- Task goal:
Set out each line from the following listing that includes the word "hävittää".

======== Input for this task ========

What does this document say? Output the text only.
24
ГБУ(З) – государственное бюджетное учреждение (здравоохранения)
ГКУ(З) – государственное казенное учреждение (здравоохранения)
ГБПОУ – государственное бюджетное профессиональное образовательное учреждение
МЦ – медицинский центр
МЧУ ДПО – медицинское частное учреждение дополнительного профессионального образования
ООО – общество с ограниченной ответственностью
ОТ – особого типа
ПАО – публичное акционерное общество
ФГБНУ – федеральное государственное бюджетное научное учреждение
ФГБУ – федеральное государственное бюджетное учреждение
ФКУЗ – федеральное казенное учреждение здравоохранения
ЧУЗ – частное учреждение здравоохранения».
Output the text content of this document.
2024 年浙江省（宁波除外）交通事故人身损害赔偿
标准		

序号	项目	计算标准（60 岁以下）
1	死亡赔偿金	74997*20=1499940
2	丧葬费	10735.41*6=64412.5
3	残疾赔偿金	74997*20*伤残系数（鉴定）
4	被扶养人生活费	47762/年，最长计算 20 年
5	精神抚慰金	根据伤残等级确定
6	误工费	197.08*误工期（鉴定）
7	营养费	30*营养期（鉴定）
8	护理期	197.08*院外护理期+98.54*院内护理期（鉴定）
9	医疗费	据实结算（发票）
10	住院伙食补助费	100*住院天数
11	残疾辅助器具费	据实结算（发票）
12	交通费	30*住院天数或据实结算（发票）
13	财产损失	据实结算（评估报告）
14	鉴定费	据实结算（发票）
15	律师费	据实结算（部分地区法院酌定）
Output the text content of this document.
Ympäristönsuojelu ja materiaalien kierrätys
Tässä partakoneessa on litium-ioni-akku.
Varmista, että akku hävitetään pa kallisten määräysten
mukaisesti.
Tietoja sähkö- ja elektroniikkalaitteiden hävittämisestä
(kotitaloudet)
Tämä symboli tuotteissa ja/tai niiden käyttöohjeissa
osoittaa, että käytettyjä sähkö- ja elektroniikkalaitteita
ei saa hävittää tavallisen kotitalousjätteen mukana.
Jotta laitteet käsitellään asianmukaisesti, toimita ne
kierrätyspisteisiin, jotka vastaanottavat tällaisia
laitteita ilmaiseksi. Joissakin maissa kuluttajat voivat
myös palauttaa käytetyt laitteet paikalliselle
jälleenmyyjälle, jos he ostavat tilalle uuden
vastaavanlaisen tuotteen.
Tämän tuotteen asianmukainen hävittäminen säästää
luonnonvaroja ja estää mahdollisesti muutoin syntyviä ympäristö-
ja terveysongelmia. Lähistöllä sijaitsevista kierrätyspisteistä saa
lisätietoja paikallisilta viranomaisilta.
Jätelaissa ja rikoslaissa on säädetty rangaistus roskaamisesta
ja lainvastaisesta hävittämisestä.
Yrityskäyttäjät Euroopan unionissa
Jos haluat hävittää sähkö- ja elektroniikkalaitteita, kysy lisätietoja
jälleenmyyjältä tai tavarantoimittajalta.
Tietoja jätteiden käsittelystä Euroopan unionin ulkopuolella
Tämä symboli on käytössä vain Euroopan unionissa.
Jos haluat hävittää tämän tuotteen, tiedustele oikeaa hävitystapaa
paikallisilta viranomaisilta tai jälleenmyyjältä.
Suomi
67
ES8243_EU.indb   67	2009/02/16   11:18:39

========

- Solution to this task:
ei saa hävittää tavallisen kotitalousjätteen mukana.
Jos haluat hävittää sähkö- ja elektroniikkalaitteita, kysy lisätietoja
Jos haluat hävittää tämän tuotteen, tiedustele oikeaa hävitystapaa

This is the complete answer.